#### DATA FOR THE TASK ####
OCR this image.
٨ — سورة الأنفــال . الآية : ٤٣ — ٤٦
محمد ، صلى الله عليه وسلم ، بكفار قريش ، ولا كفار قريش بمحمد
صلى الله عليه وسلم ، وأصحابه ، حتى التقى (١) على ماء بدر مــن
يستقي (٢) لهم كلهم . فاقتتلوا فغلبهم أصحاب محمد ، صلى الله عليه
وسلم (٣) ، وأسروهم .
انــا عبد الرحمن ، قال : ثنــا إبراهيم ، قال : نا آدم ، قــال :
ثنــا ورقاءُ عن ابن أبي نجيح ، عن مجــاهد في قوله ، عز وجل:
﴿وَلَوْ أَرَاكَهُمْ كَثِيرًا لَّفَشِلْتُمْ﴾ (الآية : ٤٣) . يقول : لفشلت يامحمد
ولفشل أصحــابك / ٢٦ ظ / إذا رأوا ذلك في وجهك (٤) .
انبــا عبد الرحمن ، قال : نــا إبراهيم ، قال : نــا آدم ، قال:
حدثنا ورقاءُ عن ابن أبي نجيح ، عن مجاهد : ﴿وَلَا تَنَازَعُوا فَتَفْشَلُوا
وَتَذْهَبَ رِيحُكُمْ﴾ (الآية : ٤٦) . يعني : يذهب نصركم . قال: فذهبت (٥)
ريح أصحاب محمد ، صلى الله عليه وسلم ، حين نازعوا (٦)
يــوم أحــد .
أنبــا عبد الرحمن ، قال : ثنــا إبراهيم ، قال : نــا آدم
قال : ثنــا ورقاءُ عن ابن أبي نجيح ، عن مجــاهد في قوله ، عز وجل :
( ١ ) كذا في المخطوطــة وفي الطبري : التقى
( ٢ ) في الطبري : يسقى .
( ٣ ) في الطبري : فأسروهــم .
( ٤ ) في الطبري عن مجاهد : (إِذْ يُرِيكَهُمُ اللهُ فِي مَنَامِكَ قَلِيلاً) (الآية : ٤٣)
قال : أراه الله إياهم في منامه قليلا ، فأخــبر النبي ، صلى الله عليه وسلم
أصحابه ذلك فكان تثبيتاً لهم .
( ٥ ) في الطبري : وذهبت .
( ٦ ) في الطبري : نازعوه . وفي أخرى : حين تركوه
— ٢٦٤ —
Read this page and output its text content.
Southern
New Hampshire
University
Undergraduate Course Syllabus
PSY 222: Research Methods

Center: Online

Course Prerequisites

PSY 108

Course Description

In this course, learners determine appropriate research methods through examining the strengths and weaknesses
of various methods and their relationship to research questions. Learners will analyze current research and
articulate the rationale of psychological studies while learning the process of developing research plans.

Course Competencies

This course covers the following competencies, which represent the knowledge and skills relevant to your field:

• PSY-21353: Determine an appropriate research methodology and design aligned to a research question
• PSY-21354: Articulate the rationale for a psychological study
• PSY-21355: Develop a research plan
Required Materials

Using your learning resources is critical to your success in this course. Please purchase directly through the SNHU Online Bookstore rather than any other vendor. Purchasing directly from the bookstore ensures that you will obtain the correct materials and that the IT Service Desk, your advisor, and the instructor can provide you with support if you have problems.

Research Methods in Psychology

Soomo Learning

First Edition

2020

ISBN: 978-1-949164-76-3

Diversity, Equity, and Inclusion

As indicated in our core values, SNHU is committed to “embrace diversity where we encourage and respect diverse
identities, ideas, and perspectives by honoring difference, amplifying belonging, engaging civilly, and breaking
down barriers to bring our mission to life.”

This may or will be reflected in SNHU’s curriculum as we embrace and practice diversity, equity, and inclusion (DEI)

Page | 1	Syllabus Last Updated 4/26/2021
####
Give the number of lines above that hold the word "إبراهيم", and nothing more.

REPLY TO THE EXERCISE → 3